Set down all of the data that follows word for word, without the images.

**SUPPLIED MATERIAL**:
★ ★ ★ ★
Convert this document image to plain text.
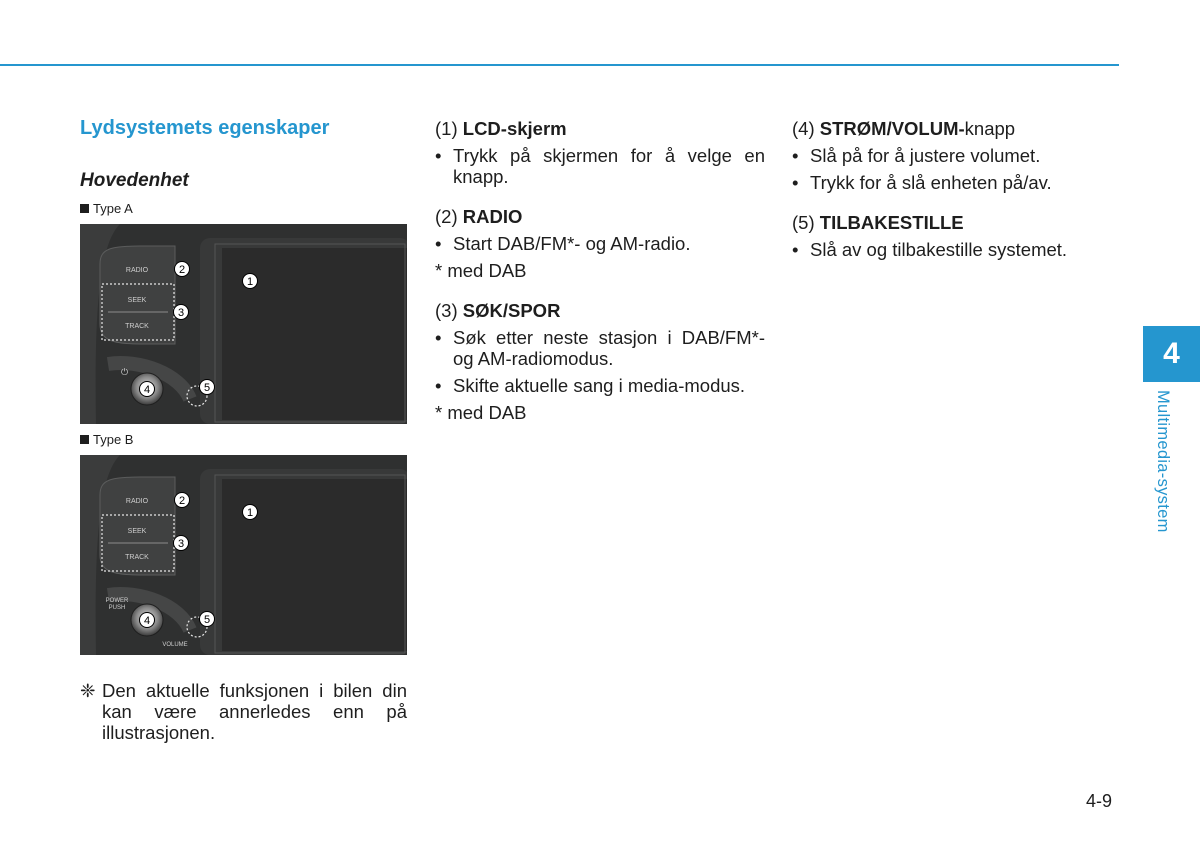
Lydsystemets egenskaper
Hovedenhet
Type A
RADIO
SEEK
TRACK
⏻
1
2
3
4	5
Type B
RADIO
SEEK
TRACK
POWER
PUSH
VOLUME
1
2
3
4	5
❈ Den aktuelle funksjonen i bilen din kan være annerledes enn på illustrasjonen.
(1) LCD-skjerm
• Trykk på skjermen for å velge en knapp.
(2) RADIO
• Start DAB/FM*- og AM-radio.
* med DAB
(3) SØK/SPOR
• Søk etter neste stasjon i DAB/FM*- og AM-radiomodus.
• Skifte aktuelle sang i media-modus.
* med DAB
(4) STRØM/VOLUM-knapp
• Slå på for å justere volumet.
• Trykk for å slå enheten på/av.
(5) TILBAKESTILLE
• Slå av og tilbakestille systemet.
4
Multimedia-system
4-9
★ ★ ★ ★
**EXPECTED OUTPUT**:
Convert this document image to plain text.
Lydsystemets egenskaper
Hovedenhet
Type A
RADIO
SEEK
TRACK
⏻
1
2
3
4	5
Type B
RADIO
SEEK
TRACK
POWER
PUSH
VOLUME
1
2
3
4	5
❈ Den aktuelle funksjonen i bilen din kan være annerledes enn på illustrasjonen.
(1) LCD-skjerm
• Trykk på skjermen for å velge en knapp.
(2) RADIO
• Start DAB/FM*- og AM-radio.
* med DAB
(3) SØK/SPOR
• Søk etter neste stasjon i DAB/FM*- og AM-radiomodus.
• Skifte aktuelle sang i media-modus.
* med DAB
(4) STRØM/VOLUM-knapp
• Slå på for å justere volumet.
• Trykk for å slå enheten på/av.
(5) TILBAKESTILLE
• Slå av og tilbakestille systemet.
4
Multimedia-system
4-9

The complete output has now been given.